> [Work required]
What lines of the data include the string "Eléments"? Copy them all.

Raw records
▼

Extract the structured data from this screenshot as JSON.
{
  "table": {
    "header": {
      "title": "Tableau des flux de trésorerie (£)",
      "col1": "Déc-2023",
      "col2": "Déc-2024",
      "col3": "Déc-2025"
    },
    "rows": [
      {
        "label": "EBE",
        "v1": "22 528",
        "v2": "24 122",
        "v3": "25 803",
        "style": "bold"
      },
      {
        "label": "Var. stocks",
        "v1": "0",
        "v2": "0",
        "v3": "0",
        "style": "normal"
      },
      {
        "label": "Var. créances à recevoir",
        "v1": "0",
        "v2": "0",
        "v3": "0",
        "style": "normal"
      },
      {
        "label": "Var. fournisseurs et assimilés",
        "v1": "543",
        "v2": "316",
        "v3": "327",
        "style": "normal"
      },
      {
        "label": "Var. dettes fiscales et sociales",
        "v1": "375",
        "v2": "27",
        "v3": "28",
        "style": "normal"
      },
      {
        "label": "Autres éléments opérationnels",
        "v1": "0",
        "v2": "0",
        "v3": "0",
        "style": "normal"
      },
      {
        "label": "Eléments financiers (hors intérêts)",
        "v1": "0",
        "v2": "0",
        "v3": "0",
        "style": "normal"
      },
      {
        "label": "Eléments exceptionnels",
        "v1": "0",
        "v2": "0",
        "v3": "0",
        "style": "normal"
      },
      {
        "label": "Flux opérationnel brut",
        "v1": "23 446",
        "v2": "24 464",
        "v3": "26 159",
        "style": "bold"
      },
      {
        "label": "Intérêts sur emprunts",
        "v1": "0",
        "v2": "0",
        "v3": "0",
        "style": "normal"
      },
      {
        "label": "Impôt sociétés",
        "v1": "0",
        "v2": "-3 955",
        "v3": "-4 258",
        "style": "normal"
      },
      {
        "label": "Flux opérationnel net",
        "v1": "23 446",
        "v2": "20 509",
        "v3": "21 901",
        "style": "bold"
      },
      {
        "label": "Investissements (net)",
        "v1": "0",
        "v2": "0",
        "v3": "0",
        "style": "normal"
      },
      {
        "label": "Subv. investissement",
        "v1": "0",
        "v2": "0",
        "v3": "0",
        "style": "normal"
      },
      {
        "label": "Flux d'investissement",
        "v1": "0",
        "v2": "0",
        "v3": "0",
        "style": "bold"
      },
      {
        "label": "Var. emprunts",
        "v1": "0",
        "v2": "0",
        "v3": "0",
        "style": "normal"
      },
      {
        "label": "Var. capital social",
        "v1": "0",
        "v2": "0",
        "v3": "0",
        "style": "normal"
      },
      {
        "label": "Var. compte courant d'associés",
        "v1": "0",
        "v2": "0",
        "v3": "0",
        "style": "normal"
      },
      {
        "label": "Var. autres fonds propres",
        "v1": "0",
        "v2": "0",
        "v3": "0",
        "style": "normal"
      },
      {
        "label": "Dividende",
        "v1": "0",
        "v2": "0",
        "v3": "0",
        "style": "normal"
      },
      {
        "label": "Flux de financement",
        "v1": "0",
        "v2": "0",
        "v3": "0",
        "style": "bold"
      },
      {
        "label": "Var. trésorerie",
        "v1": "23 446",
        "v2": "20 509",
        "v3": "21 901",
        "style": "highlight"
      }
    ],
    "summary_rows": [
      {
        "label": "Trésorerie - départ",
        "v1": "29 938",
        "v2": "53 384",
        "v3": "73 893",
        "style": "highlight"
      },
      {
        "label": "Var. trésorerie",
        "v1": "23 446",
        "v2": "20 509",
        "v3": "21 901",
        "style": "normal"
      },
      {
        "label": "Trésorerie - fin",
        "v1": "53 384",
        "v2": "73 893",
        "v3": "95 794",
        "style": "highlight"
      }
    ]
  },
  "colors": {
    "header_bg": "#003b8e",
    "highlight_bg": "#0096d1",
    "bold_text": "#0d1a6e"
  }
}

▲

> [Complete response]
        "label": "Eléments financiers (hors intérêts)",
        "label": "Eléments exceptionnels",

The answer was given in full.